DOCUMENT PASSAGE:
-- Begin --

Example of harmonic components of synthetic RF data sets with the reference velocity model. (left column): Velocity model (top) and the five components of the harmonics expansion for a layer with horizontal anisotropy axis, N112 oriented. (middle column): Velocity model (top) and the five components of the harmonics expansion for a layer with 20∘ dipping anisotropy axis, N112 oriented. (right column): Velocity model (top) and the five components of the harmonics expansion for a layer with 40∘ dipping anisotropy axis, N112 oriented (θ = azimuth).

Table 2

Velocity Model Used for Calculating Synthetics Waveforms in Figure 3

Thickness (km)	Vp (km/s)	Vs (km/s)	Anisotropy Trend	Anisotropy Plunge
10	4.8	2.8	‐	‐
10	5.7	3.3	N112∘	(M1) 0∘, (M2) 20∘, (M3) 40∘
40	6.7	3.8	‐	‐

Modeling

We solve the RF inverse problem for one example station in order to get a velocity model comprehensive of anisotropic characteristics of the media and to assess a confidence interval. The inverse problem was solved by the application of the Neighborhood Algorithm (NA). The algorithm samples iteratively the good data‐fitting region of a given parameter space and extracts information on the 3‐D crustal structure [Sambridge, 1999]. Following the original implementation of the NA, we initially generated 1000 samples from the parameter space. From the neighborhood of the five best fit models, 50 new samples are iteratively resampled. After 100 iterations we obtained an ensemble of 6000 models. The method outputs one best fit model for each iteration and extracts the global best fit model. The output values of the 6000 best fit models describe a Gaussian distribution and are used to define the mean and standard deviation values to assess a confidence interval on the anisotropy orientation and percentage. Synthetic receiver functions for an anisotropic medium were calculated using RAYSUM [Frederiksen and Bostock, 2000], a ray‐based technique that calculates the amplitude and traveltimes for different phases, which are then combined to create a synthetic seismogram. In this study we use a slightly modified version of the code by Frederiksen et al. [2003] to correspond to the parametrization of Levin and Park [1998] for the case where the anisotropy is assumed to be purely ellipsoidal (same parameterization as in Sherrington et al. [2004]). The technique is limited to the plane wave assumption, i.e., teleseismic waves. We did not calculate multiples in our modeling because the multiples from the lower crust arrive much later than the time window in which we wanted to focus (as in Sherrington et al. [2004]). RAYSUM allows including the effect of dipping layers. Dipping layers can trade off against anisotropy, as observed by comparing models above the Pacific subducting slab by Savage [1998] and Savage et al. [2007]; we avoid modeling such features in order to keep our focus on the effects due to anisotropy. The effects of dipping boundaries are usually extremely strong in the very shallow upper crust (upper few kilometers below the station, where the sedimentary layers get in contact with the basement); in this study we do not want to solve for the very upper shallow layers but rather provide a simple model including two layers of anisotropy.

-- End --

DATASET SECTION:
-- Begin --

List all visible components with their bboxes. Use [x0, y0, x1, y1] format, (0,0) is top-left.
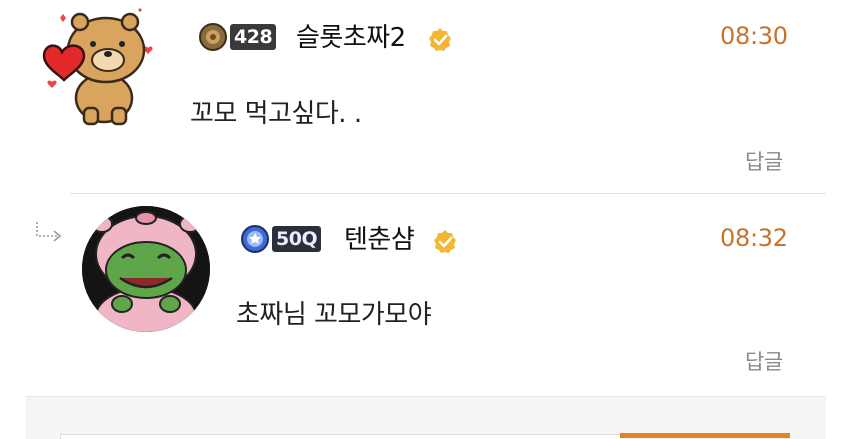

-- End --

AIM 1:
Answer these about the receiver function passage above:
(a) How many samples were first generated from the parameter space?
(b) What Vs value does Table 2 give for the 40 km thick layer?
(c) What anisotropy plunge is listed for model M2?
AIM 2:
Copy the receiver function passage from "Example of harmonic" to "N112 oriented (θ = azimuth).".
AIM 3:
What distinct works (author and year) does the Modeling section of the receiver function passage cite? List each one once.

CORRECT RESULT 1:
(a) 1000
(b) 3.8 km/s
(c) 20∘

CORRECT RESULT 2:
Example of harmonic components of synthetic RF data sets with the reference velocity model. (left column): Velocity model (top) and the five components of the harmonics expansion for a layer with horizontal anisotropy axis, N112 oriented. (middle column): Velocity model (top) and the five components of the harmonics expansion for a layer with 20∘ dipping anisotropy axis, N112 oriented. (right column): Velocity model (top) and the five components of the harmonics expansion for a layer with 40∘ dipping anisotropy axis, N112 oriented (θ = azimuth).

CORRECT RESULT 3:
Sambridge, 1999
Frederiksen and Bostock, 2000
Frederiksen et al., 2003
Levin and Park, 1998
Sherrington et al., 2004
Savage, 1998
Savage et al., 2007